Task statement :: Gather all lines in the entries that include the word "mode".

Records for processing ::
————————

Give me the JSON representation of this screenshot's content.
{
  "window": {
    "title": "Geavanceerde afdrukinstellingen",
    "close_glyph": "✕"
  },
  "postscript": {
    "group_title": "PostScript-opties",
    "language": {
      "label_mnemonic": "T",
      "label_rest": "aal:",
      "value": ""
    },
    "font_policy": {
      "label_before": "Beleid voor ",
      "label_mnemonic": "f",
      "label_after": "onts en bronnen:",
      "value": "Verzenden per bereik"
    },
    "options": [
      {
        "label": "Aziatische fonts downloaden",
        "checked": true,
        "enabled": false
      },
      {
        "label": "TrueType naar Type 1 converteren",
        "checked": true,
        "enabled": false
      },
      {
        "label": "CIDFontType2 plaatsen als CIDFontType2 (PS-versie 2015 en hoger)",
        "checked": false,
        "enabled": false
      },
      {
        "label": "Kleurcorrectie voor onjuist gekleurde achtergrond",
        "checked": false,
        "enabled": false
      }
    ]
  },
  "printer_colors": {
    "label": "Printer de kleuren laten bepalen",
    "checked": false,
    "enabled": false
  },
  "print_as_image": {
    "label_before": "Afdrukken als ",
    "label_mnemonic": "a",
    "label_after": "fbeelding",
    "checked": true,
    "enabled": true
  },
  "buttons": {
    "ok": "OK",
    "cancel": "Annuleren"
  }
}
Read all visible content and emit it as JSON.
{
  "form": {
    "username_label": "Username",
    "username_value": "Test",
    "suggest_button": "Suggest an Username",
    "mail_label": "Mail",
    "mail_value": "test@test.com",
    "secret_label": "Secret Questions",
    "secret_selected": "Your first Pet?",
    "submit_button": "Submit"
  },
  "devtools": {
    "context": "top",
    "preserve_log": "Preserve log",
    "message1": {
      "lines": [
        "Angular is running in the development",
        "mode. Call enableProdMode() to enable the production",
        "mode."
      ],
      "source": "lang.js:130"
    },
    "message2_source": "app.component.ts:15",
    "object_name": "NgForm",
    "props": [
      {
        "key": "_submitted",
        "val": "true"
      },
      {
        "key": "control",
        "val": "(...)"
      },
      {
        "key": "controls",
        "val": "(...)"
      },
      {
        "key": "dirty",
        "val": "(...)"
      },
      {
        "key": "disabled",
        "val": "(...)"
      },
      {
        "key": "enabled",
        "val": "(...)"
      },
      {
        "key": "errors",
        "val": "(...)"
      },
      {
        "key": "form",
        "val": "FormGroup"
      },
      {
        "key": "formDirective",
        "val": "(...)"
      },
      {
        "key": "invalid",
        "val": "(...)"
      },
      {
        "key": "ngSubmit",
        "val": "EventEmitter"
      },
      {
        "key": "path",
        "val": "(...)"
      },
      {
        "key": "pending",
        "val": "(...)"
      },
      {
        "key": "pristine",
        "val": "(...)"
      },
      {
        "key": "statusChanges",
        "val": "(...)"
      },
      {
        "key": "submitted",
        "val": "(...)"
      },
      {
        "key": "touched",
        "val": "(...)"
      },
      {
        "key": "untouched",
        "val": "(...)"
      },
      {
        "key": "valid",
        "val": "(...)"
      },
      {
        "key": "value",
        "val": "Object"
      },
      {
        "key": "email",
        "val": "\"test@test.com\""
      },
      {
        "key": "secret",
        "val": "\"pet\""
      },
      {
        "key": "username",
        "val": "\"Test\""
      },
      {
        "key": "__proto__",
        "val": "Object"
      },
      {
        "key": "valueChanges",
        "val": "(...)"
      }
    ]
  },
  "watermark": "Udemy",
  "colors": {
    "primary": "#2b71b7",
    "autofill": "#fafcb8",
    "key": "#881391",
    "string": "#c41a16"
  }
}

————————

Answer to this problem ::
        "mode. Call enableProdMode() to enable the production",
        "mode."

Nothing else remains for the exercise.